> _Exercise_
Without the pictures, can you quote each line below exactly?

> _Input data_
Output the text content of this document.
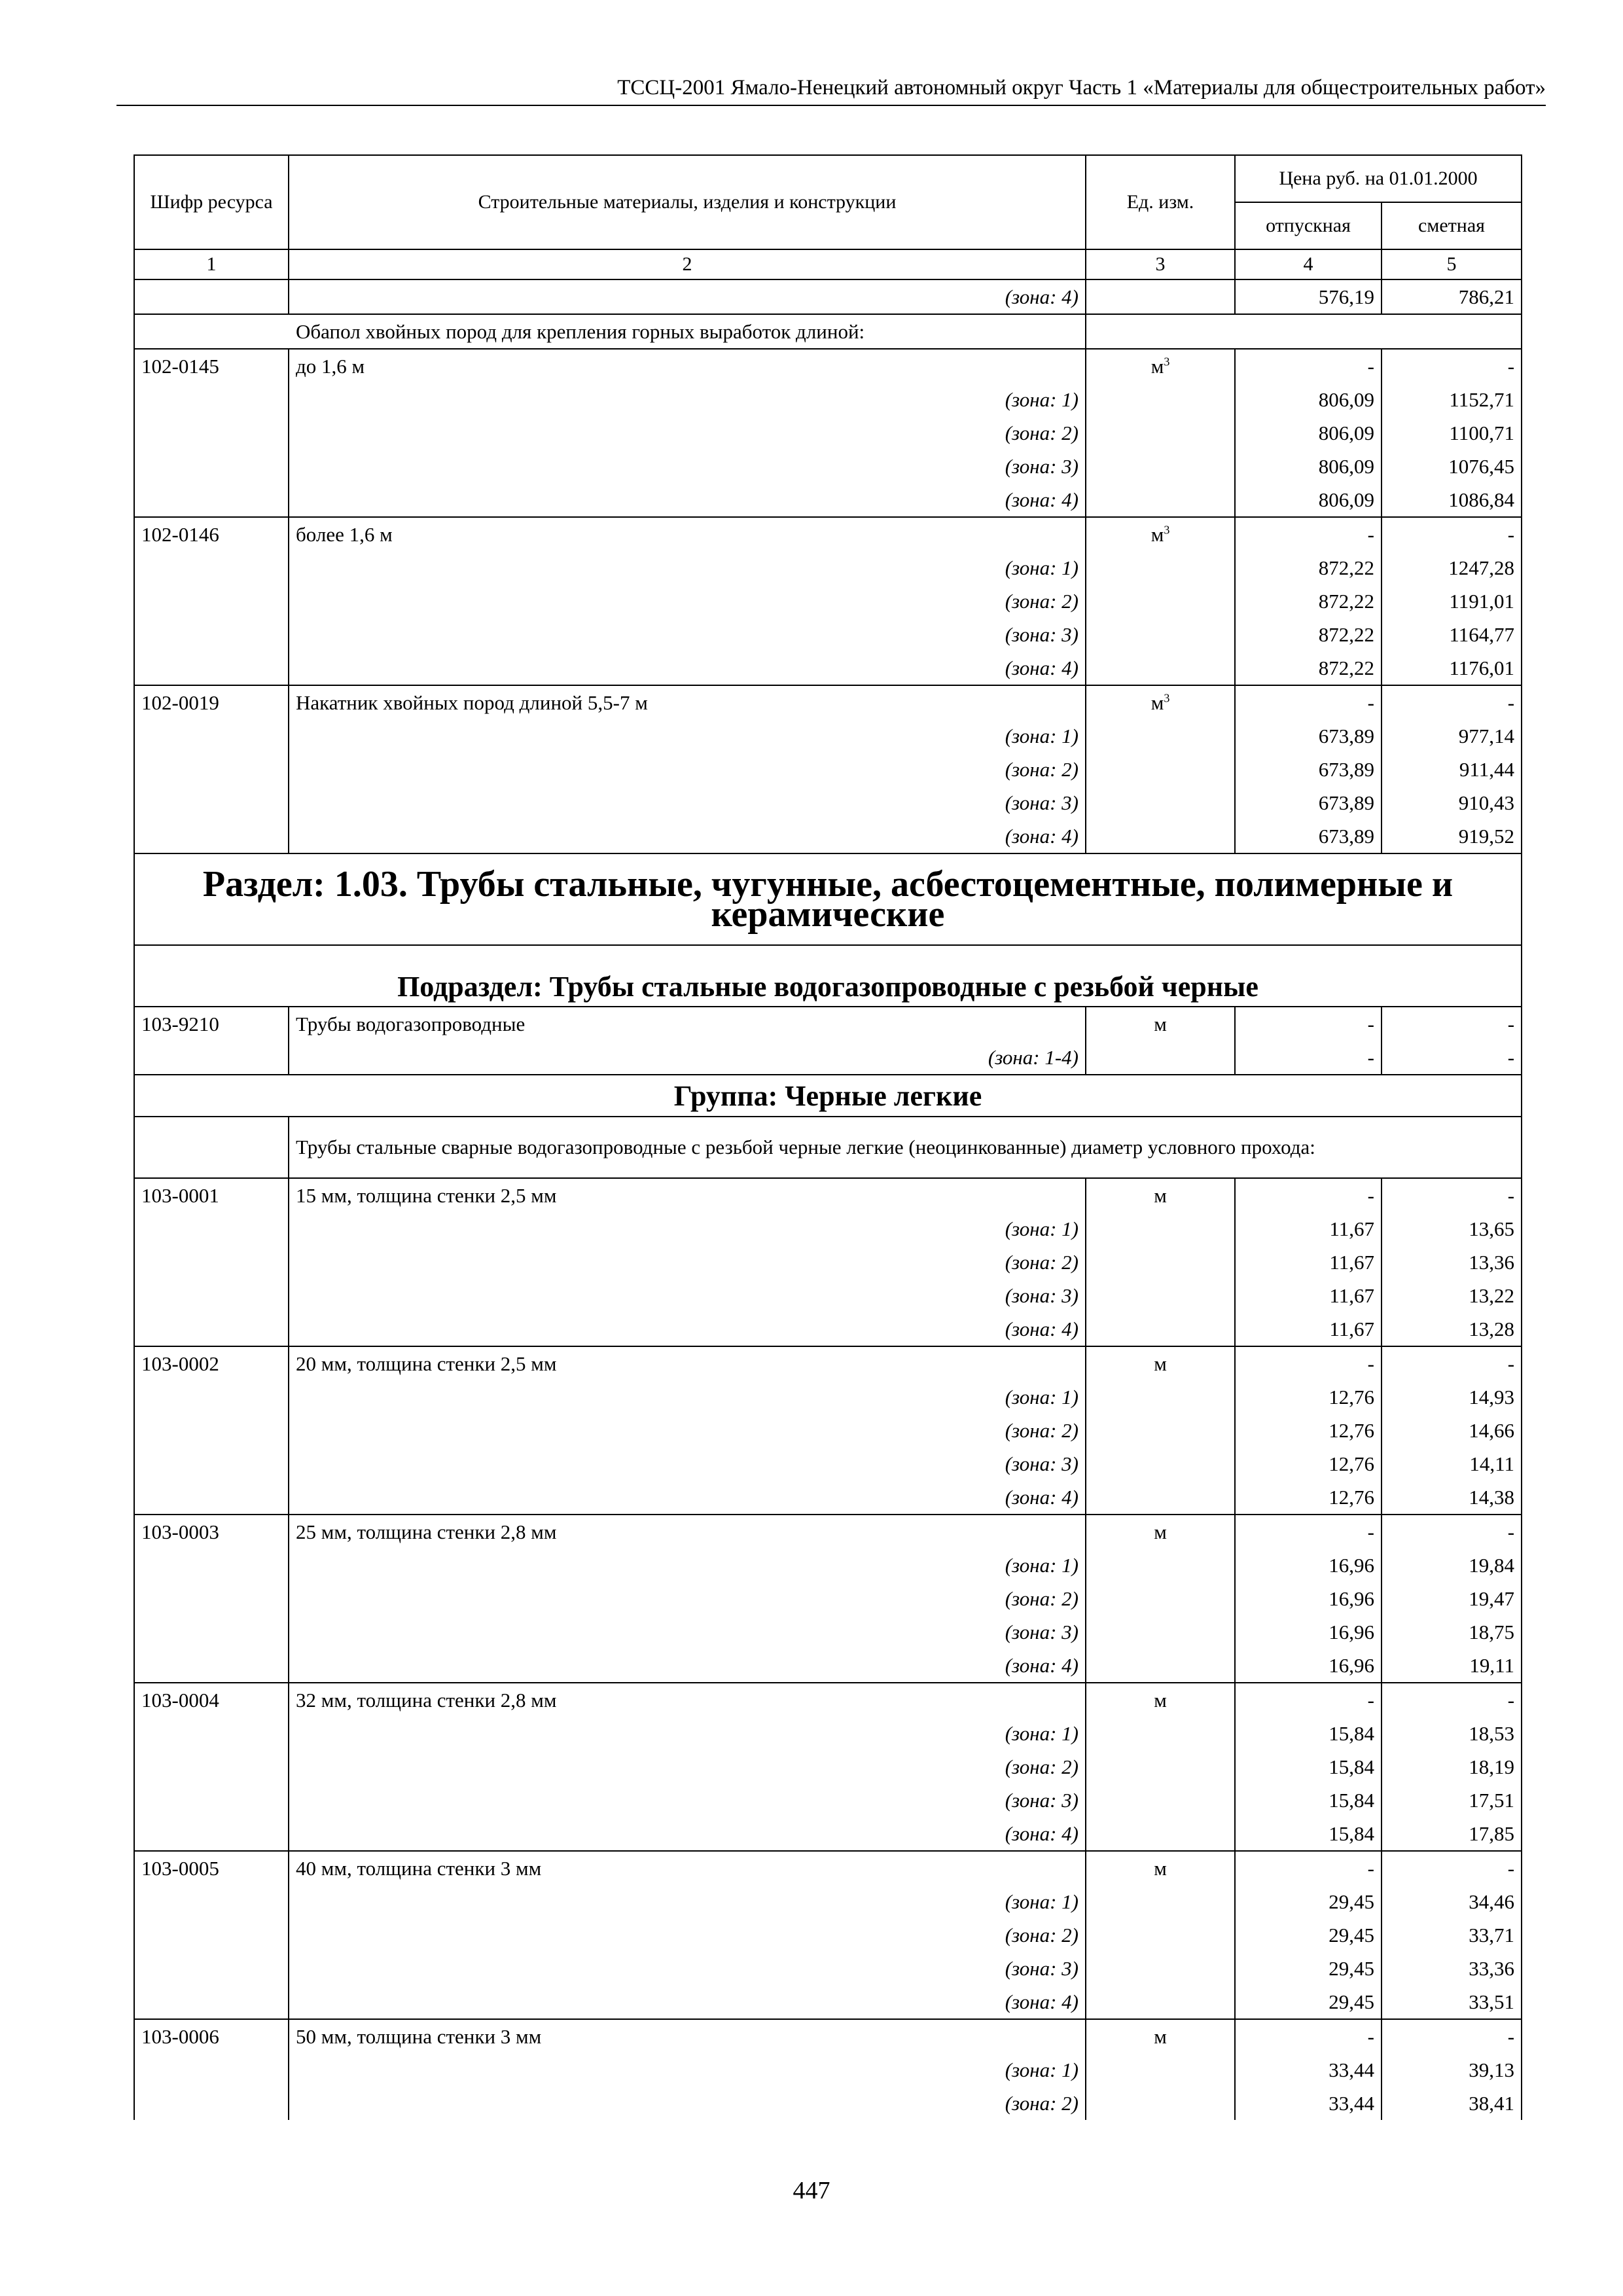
ТССЦ-2001 Ямало-Ненецкий автономный округ Часть 1 «Материалы для общестроительных работ»
Шифр ресурса	Строительные материалы, изделия и конструкции	Ед. изм.	Цена руб. на 01.01.2000	
			отпускная	сметная
1	2	3	4	5
	(зона: 4)		576,19	786,21
Обапол хвойных пород для крепления горных выработок длиной:				
102-0145	до 1,6 м	$м^3$	-	-
	(зона: 1)		806,09	1152,71
	(зона: 2)		806,09	1100,71
	(зона: 3)		806,09	1076,45
	(зона: 4)		806,09	1086,84
102-0146	более 1,6 м	$м^3$	-	-
	(зона: 1)		872,22	1247,28
	(зона: 2)		872,22	1191,01
	(зона: 3)		872,22	1164,77
	(зона: 4)		872,22	1176,01
102-0019	Накатник хвойных пород длиной 5,5-7 м	$м^3$	-	-
	(зона: 1)		673,89	977,14
	(зона: 2)		673,89	911,44
	(зона: 3)		673,89	910,43
	(зона: 4)		673,89	919,52
Раздел: 1.03. Трубы стальные, чугунные, асбестоцементные, полимерные и керамические				
Подраздел: Трубы стальные водогазопроводные с резьбой черные				
103-9210	Трубы водогазопроводные	м	-	-
	(зона: 1-4)		-	-
Группа: Черные легкие				
	Трубы стальные сварные водогазопроводные с резьбой черные легкие (неоцинкованные) диаметр условного прохода:			
103-0001	15 мм, толщина стенки 2,5 мм	м	-	-
	(зона: 1)		11,67	13,65
	(зона: 2)		11,67	13,36
	(зона: 3)		11,67	13,22
	(зона: 4)		11,67	13,28
103-0002	20 мм, толщина стенки 2,5 мм	м	-	-
	(зона: 1)		12,76	14,93
	(зона: 2)		12,76	14,66
	(зона: 3)		12,76	14,11
	(зона: 4)		12,76	14,38
103-0003	25 мм, толщина стенки 2,8 мм	м	-	-
	(зона: 1)		16,96	19,84
	(зона: 2)		16,96	19,47
	(зона: 3)		16,96	18,75
	(зона: 4)		16,96	19,11
103-0004	32 мм, толщина стенки 2,8 мм	м	-	-
	(зона: 1)		15,84	18,53
	(зона: 2)		15,84	18,19
	(зона: 3)		15,84	17,51
	(зона: 4)		15,84	17,85
103-0005	40 мм, толщина стенки 3 мм	м	-	-
	(зона: 1)		29,45	34,46
	(зона: 2)		29,45	33,71
	(зона: 3)		29,45	33,36
	(зона: 4)		29,45	33,51
103-0006	50 мм, толщина стенки 3 мм	м	-	-
	(зона: 1)		33,44	39,13
	(зона: 2)		33,44	38,41
447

> _Solution to this problem_
Output the text content of this document.
ТССЦ-2001 Ямало-Ненецкий автономный округ Часть 1 «Материалы для общестроительных работ»
Шифр ресурса	Строительные материалы, изделия и конструкции	Ед. изм.	Цена руб. на 01.01.2000	
			отпускная	сметная
1	2	3	4	5
	(зона: 4)		576,19	786,21
Обапол хвойных пород для крепления горных выработок длиной:				
102-0145	до 1,6 м	$м^3$	-	-
	(зона: 1)		806,09	1152,71
	(зона: 2)		806,09	1100,71
	(зона: 3)		806,09	1076,45
	(зона: 4)		806,09	1086,84
102-0146	более 1,6 м	$м^3$	-	-
	(зона: 1)		872,22	1247,28
	(зона: 2)		872,22	1191,01
	(зона: 3)		872,22	1164,77
	(зона: 4)		872,22	1176,01
102-0019	Накатник хвойных пород длиной 5,5-7 м	$м^3$	-	-
	(зона: 1)		673,89	977,14
	(зона: 2)		673,89	911,44
	(зона: 3)		673,89	910,43
	(зона: 4)		673,89	919,52
Раздел: 1.03. Трубы стальные, чугунные, асбестоцементные, полимерные и керамические				
Подраздел: Трубы стальные водогазопроводные с резьбой черные				
103-9210	Трубы водогазопроводные	м	-	-
	(зона: 1-4)		-	-
Группа: Черные легкие				
	Трубы стальные сварные водогазопроводные с резьбой черные легкие (неоцинкованные) диаметр условного прохода:			
103-0001	15 мм, толщина стенки 2,5 мм	м	-	-
	(зона: 1)		11,67	13,65
	(зона: 2)		11,67	13,36
	(зона: 3)		11,67	13,22
	(зона: 4)		11,67	13,28
103-0002	20 мм, толщина стенки 2,5 мм	м	-	-
	(зона: 1)		12,76	14,93
	(зона: 2)		12,76	14,66
	(зона: 3)		12,76	14,11
	(зона: 4)		12,76	14,38
103-0003	25 мм, толщина стенки 2,8 мм	м	-	-
	(зона: 1)		16,96	19,84
	(зона: 2)		16,96	19,47
	(зона: 3)		16,96	18,75
	(зона: 4)		16,96	19,11
103-0004	32 мм, толщина стенки 2,8 мм	м	-	-
	(зона: 1)		15,84	18,53
	(зона: 2)		15,84	18,19
	(зона: 3)		15,84	17,51
	(зона: 4)		15,84	17,85
103-0005	40 мм, толщина стенки 3 мм	м	-	-
	(зона: 1)		29,45	34,46
	(зона: 2)		29,45	33,71
	(зона: 3)		29,45	33,36
	(зона: 4)		29,45	33,51
103-0006	50 мм, толщина стенки 3 мм	м	-	-
	(зона: 1)		33,44	39,13
	(зона: 2)		33,44	38,41
447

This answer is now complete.